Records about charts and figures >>
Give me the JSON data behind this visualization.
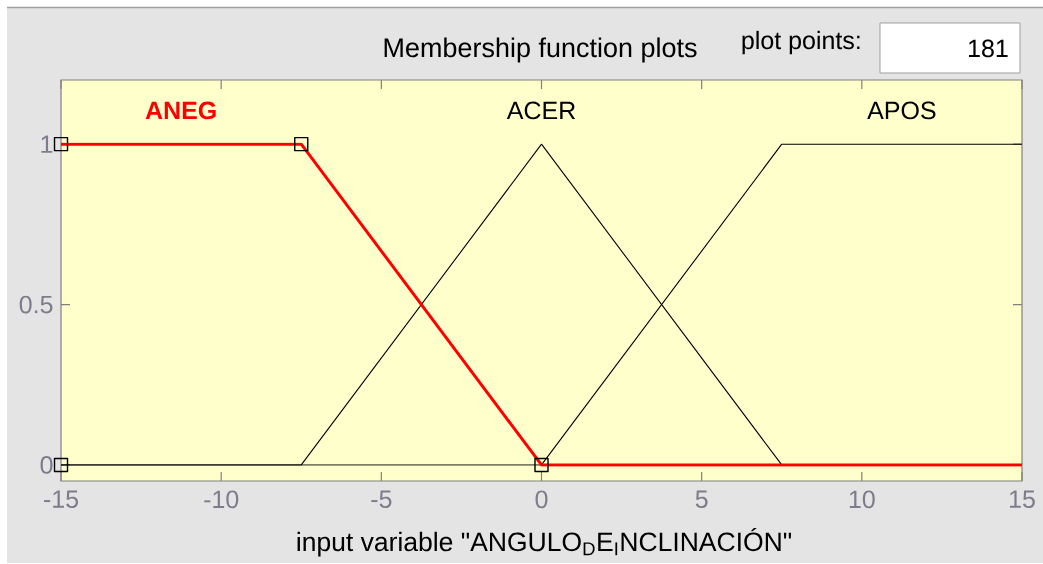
{
  "chart_data": {
    "type": "line",
    "title": "Membership function plots",
    "xlabel": "input variable \"ANGULO$_{D}$E$_{I}$NCLINACIÓN\"",
    "annotations": [
      "plot points:",
      "181"
    ],
    "xlim": [
      -15,
      15
    ],
    "ylim": [
      -0.05,
      1.2
    ],
    "xticks": [
      -15,
      -10,
      -5,
      0,
      5,
      10,
      15
    ],
    "yticks": [
      0,
      0.5,
      1
    ],
    "series": [
      {
        "name": "ACER",
        "color": "#000000",
        "x": [
          -15,
          -7.5,
          0,
          7.5,
          15
        ],
        "values": [
          0,
          0,
          1,
          0,
          0
        ]
      },
      {
        "name": "APOS",
        "color": "#000000",
        "x": [
          -15,
          0,
          7.5,
          15
        ],
        "values": [
          0,
          0,
          1,
          1
        ]
      },
      {
        "name": "ANEG",
        "color": "#ff0000",
        "x": [
          -15,
          -7.5,
          0,
          15
        ],
        "values": [
          1,
          1,
          0,
          0
        ]
      },
      {
        "type": "scatter",
        "color": "#000000",
        "marker": "square",
        "x": [
          -15,
          -15,
          -7.5,
          0
        ],
        "values": [
          0,
          1,
          1,
          0
        ]
      }
    ]
  }
}
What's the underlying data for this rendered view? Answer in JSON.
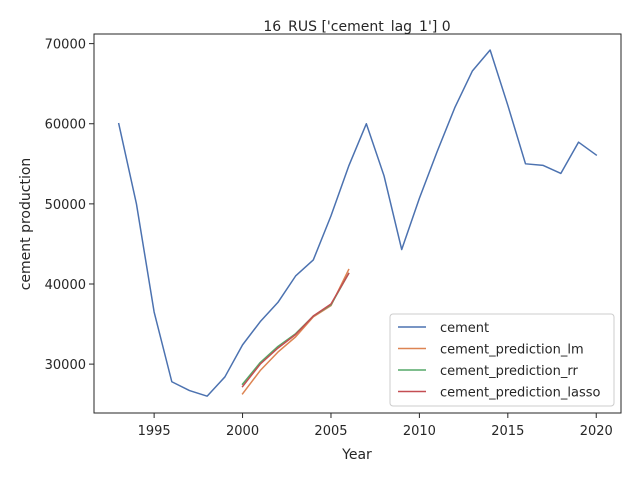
{
  "chart_data": {
    "type": "line",
    "title": "16_RUS ['cement_lag_1'] 0",
    "xlabel": "Year",
    "ylabel": "cement production",
    "xlim": [
      1991.6,
      2021.4
    ],
    "ylim": [
      23900,
      71200
    ],
    "xticks": [
      1995,
      2000,
      2005,
      2010,
      2015,
      2020
    ],
    "yticks": [
      30000,
      40000,
      50000,
      60000,
      70000
    ],
    "grid": false,
    "legend_position": "lower-right",
    "series": [
      {
        "name": "cement",
        "color": "#4c72b0",
        "x": [
          1993,
          1994,
          1995,
          1996,
          1997,
          1998,
          1999,
          2000,
          2001,
          2002,
          2003,
          2004,
          2005,
          2006,
          2007,
          2008,
          2009,
          2010,
          2011,
          2012,
          2013,
          2014,
          2015,
          2016,
          2017,
          2018,
          2019,
          2020
        ],
        "y": [
          60000,
          50000,
          36500,
          27800,
          26700,
          26000,
          28400,
          32400,
          35300,
          37700,
          41000,
          43000,
          48500,
          54700,
          60000,
          53500,
          44300,
          50700,
          56500,
          62000,
          66600,
          69200,
          62300,
          55000,
          54800,
          53800,
          57700,
          56100
        ]
      },
      {
        "name": "cement_prediction_lm",
        "color": "#dd8452",
        "x": [
          2000,
          2001,
          2002,
          2003,
          2004,
          2005,
          2006
        ],
        "y": [
          26300,
          29200,
          31500,
          33400,
          35900,
          37300,
          41800
        ]
      },
      {
        "name": "cement_prediction_rr",
        "color": "#55a868",
        "x": [
          2000,
          2001,
          2002,
          2003,
          2004,
          2005,
          2006
        ],
        "y": [
          27500,
          30200,
          32200,
          33800,
          36000,
          37400,
          41300
        ]
      },
      {
        "name": "cement_prediction_lasso",
        "color": "#c44e52",
        "x": [
          2000,
          2001,
          2002,
          2003,
          2004,
          2005,
          2006
        ],
        "y": [
          27200,
          30000,
          32000,
          33700,
          36000,
          37500,
          41300
        ]
      }
    ]
  }
}
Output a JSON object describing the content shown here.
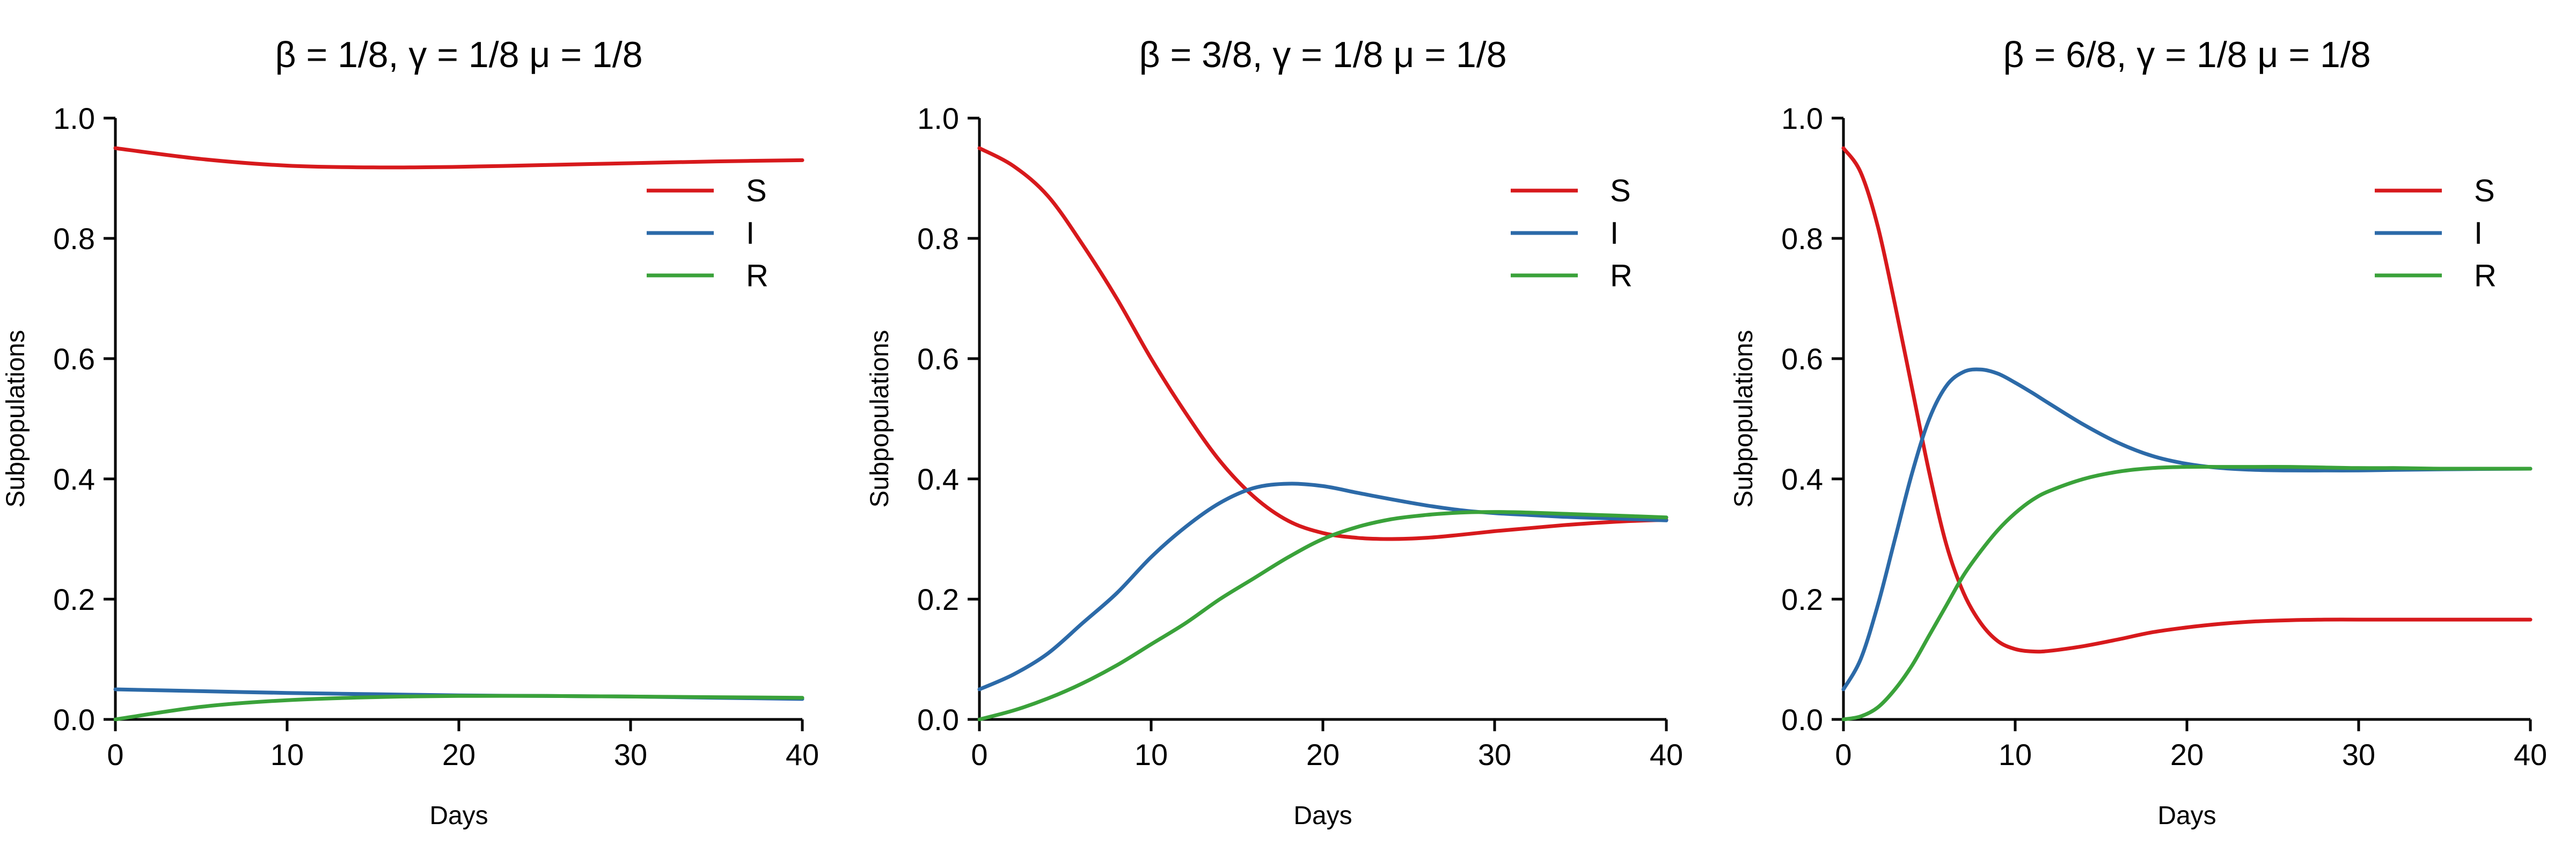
{
  "colors": {
    "S": "#d7191c",
    "I": "#2c6aa8",
    "R": "#3aa23a"
  },
  "chart_data": [
    {
      "type": "line",
      "title": "β  = 1/8, γ  = 1/8 μ  = 1/8",
      "xlabel": "Days",
      "ylabel": "Subpopulations",
      "xlim": [
        0,
        40
      ],
      "ylim": [
        0,
        1
      ],
      "xticks": [
        "0",
        "10",
        "20",
        "30",
        "40"
      ],
      "yticks": [
        "0.0",
        "0.2",
        "0.4",
        "0.6",
        "0.8",
        "1.0"
      ],
      "legend_position": "top-right",
      "x": [
        0,
        5,
        10,
        15,
        20,
        25,
        30,
        35,
        40
      ],
      "series": [
        {
          "name": "S",
          "color": "#d7191c",
          "values": [
            0.95,
            0.932,
            0.921,
            0.918,
            0.919,
            0.922,
            0.925,
            0.928,
            0.93
          ]
        },
        {
          "name": "I",
          "color": "#2c6aa8",
          "values": [
            0.05,
            0.047,
            0.044,
            0.042,
            0.04,
            0.039,
            0.038,
            0.036,
            0.034
          ]
        },
        {
          "name": "R",
          "color": "#3aa23a",
          "values": [
            0.0,
            0.021,
            0.032,
            0.037,
            0.039,
            0.039,
            0.038,
            0.037,
            0.036
          ]
        }
      ]
    },
    {
      "type": "line",
      "title": "β  = 3/8, γ  = 1/8 μ  = 1/8",
      "xlabel": "Days",
      "ylabel": "Subpopulations",
      "xlim": [
        0,
        40
      ],
      "ylim": [
        0,
        1
      ],
      "xticks": [
        "0",
        "10",
        "20",
        "30",
        "40"
      ],
      "yticks": [
        "0.0",
        "0.2",
        "0.4",
        "0.6",
        "0.8",
        "1.0"
      ],
      "legend_position": "top-right",
      "x": [
        0,
        2,
        4,
        6,
        8,
        10,
        12,
        14,
        16,
        18,
        20,
        22,
        24,
        26,
        28,
        30,
        32,
        34,
        36,
        38,
        40
      ],
      "series": [
        {
          "name": "S",
          "color": "#d7191c",
          "values": [
            0.95,
            0.92,
            0.87,
            0.79,
            0.7,
            0.6,
            0.51,
            0.43,
            0.37,
            0.33,
            0.31,
            0.302,
            0.3,
            0.302,
            0.307,
            0.313,
            0.318,
            0.323,
            0.327,
            0.33,
            0.332
          ]
        },
        {
          "name": "I",
          "color": "#2c6aa8",
          "values": [
            0.05,
            0.075,
            0.11,
            0.16,
            0.21,
            0.27,
            0.32,
            0.36,
            0.385,
            0.392,
            0.388,
            0.377,
            0.366,
            0.356,
            0.348,
            0.343,
            0.34,
            0.337,
            0.335,
            0.333,
            0.331
          ]
        },
        {
          "name": "R",
          "color": "#3aa23a",
          "values": [
            0.0,
            0.015,
            0.035,
            0.06,
            0.09,
            0.125,
            0.16,
            0.2,
            0.235,
            0.27,
            0.3,
            0.32,
            0.333,
            0.34,
            0.344,
            0.345,
            0.344,
            0.342,
            0.34,
            0.338,
            0.336
          ]
        }
      ]
    },
    {
      "type": "line",
      "title": "β  = 6/8, γ  = 1/8 μ  = 1/8",
      "xlabel": "Days",
      "ylabel": "Subpopulations",
      "xlim": [
        0,
        40
      ],
      "ylim": [
        0,
        1
      ],
      "xticks": [
        "0",
        "10",
        "20",
        "30",
        "40"
      ],
      "yticks": [
        "0.0",
        "0.2",
        "0.4",
        "0.6",
        "0.8",
        "1.0"
      ],
      "legend_position": "top-right",
      "x": [
        0,
        1,
        2,
        3,
        4,
        5,
        6,
        7,
        8,
        9,
        10,
        11,
        12,
        14,
        16,
        18,
        20,
        22,
        24,
        26,
        28,
        30,
        32,
        35,
        40
      ],
      "series": [
        {
          "name": "S",
          "color": "#d7191c",
          "values": [
            0.95,
            0.91,
            0.82,
            0.69,
            0.55,
            0.41,
            0.29,
            0.21,
            0.16,
            0.13,
            0.117,
            0.113,
            0.114,
            0.122,
            0.133,
            0.145,
            0.153,
            0.159,
            0.163,
            0.165,
            0.166,
            0.166,
            0.166,
            0.166,
            0.166
          ]
        },
        {
          "name": "I",
          "color": "#2c6aa8",
          "values": [
            0.05,
            0.1,
            0.19,
            0.3,
            0.41,
            0.5,
            0.555,
            0.578,
            0.582,
            0.575,
            0.56,
            0.543,
            0.525,
            0.49,
            0.46,
            0.438,
            0.425,
            0.418,
            0.415,
            0.414,
            0.414,
            0.414,
            0.415,
            0.416,
            0.417
          ]
        },
        {
          "name": "R",
          "color": "#3aa23a",
          "values": [
            0.0,
            0.005,
            0.02,
            0.05,
            0.09,
            0.14,
            0.19,
            0.24,
            0.28,
            0.315,
            0.343,
            0.365,
            0.38,
            0.4,
            0.412,
            0.418,
            0.42,
            0.42,
            0.42,
            0.42,
            0.419,
            0.418,
            0.418,
            0.417,
            0.417
          ]
        }
      ]
    }
  ]
}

TASK >> Identify each line in the entries with the word "this" and copy it.

FINISHED EXERCISE >>
Give me the JSON data behind this visualization.
What's the underlying data for this rendered view? Answer in JSON.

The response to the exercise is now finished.